▶ **REQUEST**
Exclude any images and output the remaining records exactly.

[Extracted data entries]
—————
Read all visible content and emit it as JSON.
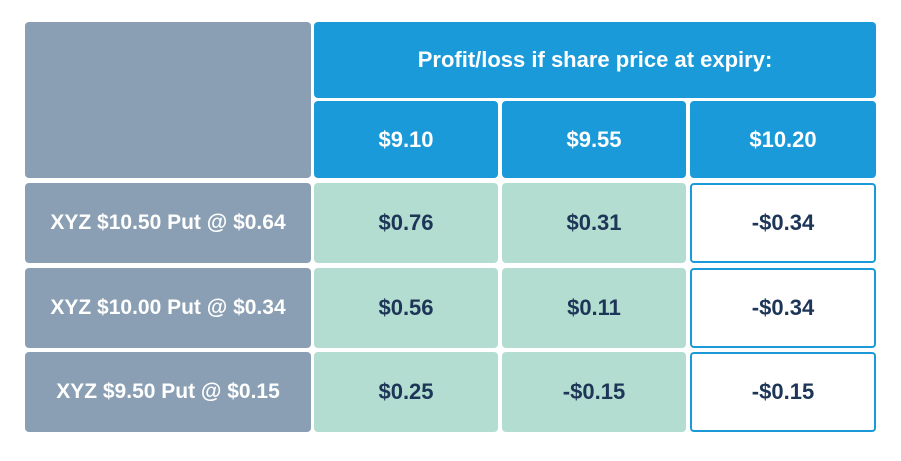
{
  "table": {
    "header_title": "Profit/loss if share price at expiry:",
    "prices": [
      "$9.10",
      "$9.55",
      "$10.20"
    ],
    "rows": [
      {
        "label": "XYZ $10.50 Put @ $0.64",
        "values": [
          "$0.76",
          "$0.31",
          "-$0.34"
        ]
      },
      {
        "label": "XYZ $10.00 Put @ $0.34",
        "values": [
          "$0.56",
          "$0.11",
          "-$0.34"
        ]
      },
      {
        "label": "XYZ $9.50 Put @ $0.15",
        "values": [
          "$0.25",
          "-$0.15",
          "-$0.15"
        ]
      }
    ],
    "colors": {
      "header_blue": "#1a9ad9",
      "label_gray": "#8a9fb3",
      "profit_green": "#b3ddd0",
      "loss_white": "#ffffff",
      "text_dark": "#1d3557"
    }
  }
}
—————
▶ **THE ANSWER**
Read all visible content and emit it as JSON.
{
  "table": {
    "header_title": "Profit/loss if share price at expiry:",
    "prices": [
      "$9.10",
      "$9.55",
      "$10.20"
    ],
    "rows": [
      {
        "label": "XYZ $10.50 Put @ $0.64",
        "values": [
          "$0.76",
          "$0.31",
          "-$0.34"
        ]
      },
      {
        "label": "XYZ $10.00 Put @ $0.34",
        "values": [
          "$0.56",
          "$0.11",
          "-$0.34"
        ]
      },
      {
        "label": "XYZ $9.50 Put @ $0.15",
        "values": [
          "$0.25",
          "-$0.15",
          "-$0.15"
        ]
      }
    ],
    "colors": {
      "header_blue": "#1a9ad9",
      "label_gray": "#8a9fb3",
      "profit_green": "#b3ddd0",
      "loss_white": "#ffffff",
      "text_dark": "#1d3557"
    }
  }
}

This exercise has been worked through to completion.